YOUR TASK »
Scan the material below for the string "title", and copy every line where it shows up.

Structured figure records
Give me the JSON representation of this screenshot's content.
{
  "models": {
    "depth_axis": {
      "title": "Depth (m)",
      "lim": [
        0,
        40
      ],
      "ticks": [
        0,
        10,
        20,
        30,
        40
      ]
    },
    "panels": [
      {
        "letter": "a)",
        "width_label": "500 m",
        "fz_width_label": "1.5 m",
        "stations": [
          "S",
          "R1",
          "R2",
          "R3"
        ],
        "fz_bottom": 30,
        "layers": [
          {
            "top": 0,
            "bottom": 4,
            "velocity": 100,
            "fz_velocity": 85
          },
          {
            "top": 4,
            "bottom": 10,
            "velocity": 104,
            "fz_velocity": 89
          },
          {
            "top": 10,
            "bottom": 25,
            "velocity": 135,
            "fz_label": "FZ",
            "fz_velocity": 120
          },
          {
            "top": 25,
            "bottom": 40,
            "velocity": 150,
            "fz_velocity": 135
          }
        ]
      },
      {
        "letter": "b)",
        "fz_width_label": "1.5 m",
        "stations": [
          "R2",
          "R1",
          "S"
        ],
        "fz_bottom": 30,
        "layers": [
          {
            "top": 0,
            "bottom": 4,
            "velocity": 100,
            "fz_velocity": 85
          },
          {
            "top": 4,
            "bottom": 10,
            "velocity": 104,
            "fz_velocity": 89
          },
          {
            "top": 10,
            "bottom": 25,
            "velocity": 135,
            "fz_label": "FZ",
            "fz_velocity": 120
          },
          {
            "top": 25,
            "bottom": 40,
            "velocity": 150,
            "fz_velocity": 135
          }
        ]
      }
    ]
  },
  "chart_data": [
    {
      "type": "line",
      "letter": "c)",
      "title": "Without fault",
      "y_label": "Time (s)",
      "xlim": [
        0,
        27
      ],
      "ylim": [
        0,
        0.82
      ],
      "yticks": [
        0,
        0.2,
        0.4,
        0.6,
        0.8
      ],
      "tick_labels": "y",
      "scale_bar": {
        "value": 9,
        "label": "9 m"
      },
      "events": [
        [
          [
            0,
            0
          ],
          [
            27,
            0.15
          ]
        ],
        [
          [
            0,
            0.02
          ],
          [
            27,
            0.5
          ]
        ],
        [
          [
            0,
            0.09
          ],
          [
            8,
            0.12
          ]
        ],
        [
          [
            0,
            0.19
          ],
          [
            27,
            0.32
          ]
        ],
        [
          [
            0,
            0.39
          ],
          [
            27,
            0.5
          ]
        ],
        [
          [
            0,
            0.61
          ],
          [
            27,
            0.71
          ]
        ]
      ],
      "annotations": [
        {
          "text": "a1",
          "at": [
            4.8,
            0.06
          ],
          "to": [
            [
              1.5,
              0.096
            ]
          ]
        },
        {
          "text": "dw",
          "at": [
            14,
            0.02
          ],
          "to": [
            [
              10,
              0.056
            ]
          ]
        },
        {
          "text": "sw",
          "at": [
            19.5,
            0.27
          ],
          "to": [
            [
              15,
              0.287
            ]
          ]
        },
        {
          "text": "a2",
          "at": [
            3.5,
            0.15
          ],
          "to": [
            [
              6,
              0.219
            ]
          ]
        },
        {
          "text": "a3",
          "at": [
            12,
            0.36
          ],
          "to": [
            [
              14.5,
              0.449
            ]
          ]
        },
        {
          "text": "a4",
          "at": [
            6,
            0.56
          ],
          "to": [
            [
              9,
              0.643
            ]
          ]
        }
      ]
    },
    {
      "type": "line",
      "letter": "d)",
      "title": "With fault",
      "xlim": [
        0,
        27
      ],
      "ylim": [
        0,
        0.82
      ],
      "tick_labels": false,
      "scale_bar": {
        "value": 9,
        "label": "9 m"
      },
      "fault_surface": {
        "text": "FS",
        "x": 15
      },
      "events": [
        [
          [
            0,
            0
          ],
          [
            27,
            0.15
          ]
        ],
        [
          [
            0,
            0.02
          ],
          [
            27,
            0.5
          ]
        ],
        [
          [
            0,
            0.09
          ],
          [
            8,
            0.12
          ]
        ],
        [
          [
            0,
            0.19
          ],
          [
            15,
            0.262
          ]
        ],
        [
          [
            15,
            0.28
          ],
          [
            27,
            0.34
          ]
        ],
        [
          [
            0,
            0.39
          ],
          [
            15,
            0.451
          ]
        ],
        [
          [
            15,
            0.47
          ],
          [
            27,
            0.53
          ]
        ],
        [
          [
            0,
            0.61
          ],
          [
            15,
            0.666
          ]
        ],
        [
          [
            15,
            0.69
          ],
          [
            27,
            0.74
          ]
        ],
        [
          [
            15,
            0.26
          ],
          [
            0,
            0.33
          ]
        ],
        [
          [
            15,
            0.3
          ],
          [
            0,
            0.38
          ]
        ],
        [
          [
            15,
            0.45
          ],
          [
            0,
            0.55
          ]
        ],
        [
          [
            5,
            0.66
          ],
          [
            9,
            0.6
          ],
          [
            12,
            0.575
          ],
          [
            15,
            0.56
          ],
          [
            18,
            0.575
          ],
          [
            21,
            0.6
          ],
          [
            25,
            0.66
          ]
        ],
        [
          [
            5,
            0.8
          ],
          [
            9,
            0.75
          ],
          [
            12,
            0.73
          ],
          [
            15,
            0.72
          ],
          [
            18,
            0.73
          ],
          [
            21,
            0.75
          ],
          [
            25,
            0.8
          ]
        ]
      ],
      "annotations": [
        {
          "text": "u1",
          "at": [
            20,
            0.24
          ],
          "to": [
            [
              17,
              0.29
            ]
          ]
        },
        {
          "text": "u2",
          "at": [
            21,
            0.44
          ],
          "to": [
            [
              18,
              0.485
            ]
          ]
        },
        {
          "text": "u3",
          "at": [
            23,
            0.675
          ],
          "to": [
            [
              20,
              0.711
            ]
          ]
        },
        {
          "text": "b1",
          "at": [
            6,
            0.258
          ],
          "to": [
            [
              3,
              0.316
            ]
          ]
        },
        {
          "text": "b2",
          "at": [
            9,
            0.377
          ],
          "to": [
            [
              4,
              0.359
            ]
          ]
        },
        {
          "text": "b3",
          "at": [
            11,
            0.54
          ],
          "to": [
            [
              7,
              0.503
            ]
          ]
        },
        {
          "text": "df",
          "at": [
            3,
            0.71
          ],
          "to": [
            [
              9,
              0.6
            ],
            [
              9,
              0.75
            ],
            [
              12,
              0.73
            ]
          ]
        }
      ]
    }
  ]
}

RESPONSE TO THIS TASK »
      "title": "Depth (m)",
      "title": "Without fault",
      "title": "With fault",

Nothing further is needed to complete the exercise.